======== Provided passage ========
Many workers will also take a hefty pay cut, as there is nothing to compel bosses to make up the difference between the payment and workers’ original pay.

Qantas was handed a $715 million government bail-out only to stand down 20,000 workers the following day. The government made no effort to force them to maintain workers’ pay.

Those on welfare will have to spend five weeks living on $40 a day before the doubling of the measly JobSeeker payment kicks in.

And Melbourne University executives that earn a combined $7.5 million have been firing casual staff via email in recent days.

Even the experience of becoming sick with coronavirus is different for the rich than it is for the rest of us. While Tom Hanks and Peter Dutton received test results and treatment immediately, many others were waiting a week to find out their test results, if they were even eligible for a test. Nurses and health workers are warning of a severe shortage of protective gear, meaning they risk becoming sick almost daily.

Compromising

A number of unions have accepted changes to workplace agreements cutting wages and working hours.

The United Workers Union (UWU) struck a deal with the Australian Hotels Association to vary the Hospitality Award and allow bosses to reduce employees’ hours and direct them at short notice to take annual leave at half pay for three months. Unions have agreed to similar changes to the Restaurant Award and Clerks Award, covering 1.5 million admin workers.
======== Supplied entries ========
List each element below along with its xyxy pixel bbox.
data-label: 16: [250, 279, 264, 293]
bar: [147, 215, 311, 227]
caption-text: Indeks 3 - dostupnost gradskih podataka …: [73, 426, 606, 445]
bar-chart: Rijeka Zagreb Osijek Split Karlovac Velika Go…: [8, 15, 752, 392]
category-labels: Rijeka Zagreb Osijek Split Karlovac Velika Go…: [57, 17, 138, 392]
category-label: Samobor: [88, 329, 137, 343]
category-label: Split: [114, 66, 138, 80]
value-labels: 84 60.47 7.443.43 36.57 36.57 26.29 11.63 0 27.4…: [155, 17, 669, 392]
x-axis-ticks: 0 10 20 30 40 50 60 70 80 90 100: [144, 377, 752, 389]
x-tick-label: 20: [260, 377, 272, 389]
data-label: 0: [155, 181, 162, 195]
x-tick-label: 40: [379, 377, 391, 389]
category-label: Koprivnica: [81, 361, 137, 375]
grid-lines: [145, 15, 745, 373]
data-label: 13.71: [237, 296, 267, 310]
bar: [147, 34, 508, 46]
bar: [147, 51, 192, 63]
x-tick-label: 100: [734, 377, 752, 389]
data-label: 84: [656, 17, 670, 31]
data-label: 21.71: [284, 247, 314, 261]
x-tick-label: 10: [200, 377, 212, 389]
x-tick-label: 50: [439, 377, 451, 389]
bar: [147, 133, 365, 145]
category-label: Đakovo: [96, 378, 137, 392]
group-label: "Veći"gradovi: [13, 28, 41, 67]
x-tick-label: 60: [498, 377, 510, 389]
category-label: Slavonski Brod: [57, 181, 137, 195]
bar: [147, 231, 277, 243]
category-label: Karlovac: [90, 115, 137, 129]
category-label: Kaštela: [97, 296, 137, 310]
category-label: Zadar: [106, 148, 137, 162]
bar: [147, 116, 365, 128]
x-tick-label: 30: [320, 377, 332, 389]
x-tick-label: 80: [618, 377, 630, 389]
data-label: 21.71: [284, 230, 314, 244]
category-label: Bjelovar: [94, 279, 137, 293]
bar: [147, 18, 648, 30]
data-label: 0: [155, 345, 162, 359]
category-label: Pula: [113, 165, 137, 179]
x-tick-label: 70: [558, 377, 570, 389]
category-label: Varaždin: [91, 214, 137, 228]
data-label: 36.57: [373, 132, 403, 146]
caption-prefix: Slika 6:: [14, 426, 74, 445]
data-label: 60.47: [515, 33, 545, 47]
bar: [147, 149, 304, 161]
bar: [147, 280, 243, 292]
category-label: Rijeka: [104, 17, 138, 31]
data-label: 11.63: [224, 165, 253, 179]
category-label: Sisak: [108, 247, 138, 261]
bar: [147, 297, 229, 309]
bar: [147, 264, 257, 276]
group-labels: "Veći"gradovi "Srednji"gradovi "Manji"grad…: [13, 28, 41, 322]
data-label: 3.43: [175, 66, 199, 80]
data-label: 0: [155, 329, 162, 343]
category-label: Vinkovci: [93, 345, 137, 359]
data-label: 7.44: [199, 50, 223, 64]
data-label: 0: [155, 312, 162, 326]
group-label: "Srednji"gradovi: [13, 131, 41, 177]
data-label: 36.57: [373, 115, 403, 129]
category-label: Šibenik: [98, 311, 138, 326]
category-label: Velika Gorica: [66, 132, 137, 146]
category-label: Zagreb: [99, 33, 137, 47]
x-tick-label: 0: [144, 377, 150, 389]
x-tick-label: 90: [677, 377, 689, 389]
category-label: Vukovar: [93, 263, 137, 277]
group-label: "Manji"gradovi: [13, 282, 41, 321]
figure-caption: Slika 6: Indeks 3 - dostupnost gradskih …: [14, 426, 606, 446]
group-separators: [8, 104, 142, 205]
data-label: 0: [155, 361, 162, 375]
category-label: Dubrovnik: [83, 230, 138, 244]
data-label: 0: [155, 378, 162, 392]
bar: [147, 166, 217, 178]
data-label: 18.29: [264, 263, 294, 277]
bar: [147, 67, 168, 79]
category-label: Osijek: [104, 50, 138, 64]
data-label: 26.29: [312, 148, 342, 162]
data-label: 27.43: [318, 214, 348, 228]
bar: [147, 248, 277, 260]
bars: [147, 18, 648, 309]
========
Work task: Pick up the article on Australian workers' pay and jobs during the coronavirus crisis, above the entries, and keep writing it from its final sentence.

Task output:
Allowing workers’ wages and conditions to be attacked is a huge mistake and sets a dangerous precedent for the oncoming recession.

Bosses are already pushing for further attacks. The Australian Mines and Metals Association has written to the government calling for all Awards and Enterprise Agreements to be suspended for six months, removing all working conditions and wage rates. Small business groups have called for an end to unfair dismissal claims for six months.

Rather than compromising with the bosses, there needs to be a fight to defend jobs, as well as our hard-earned conditions.

There have been some inspiring examples of this. NTEU members have won paid sick leave for casuals, and are continuing to fight for casual staff to be paid during university shutdowns. UWU members in warehouses have walked off the jobs over lack of safety measures. Much more of this is needed.

Bailing out the rich

The idea that workers and bosses are “in it together” arises from the idea that we have a common, national interest. This is a myth.

During every serious economic crisis the rich try to force the cost onto workers.

The Retail Association is already calling for a 12 month freeze in the minimum wage—effectively a wage cut after inflation. This mirrors the way wages were frozen at the time of the GFC.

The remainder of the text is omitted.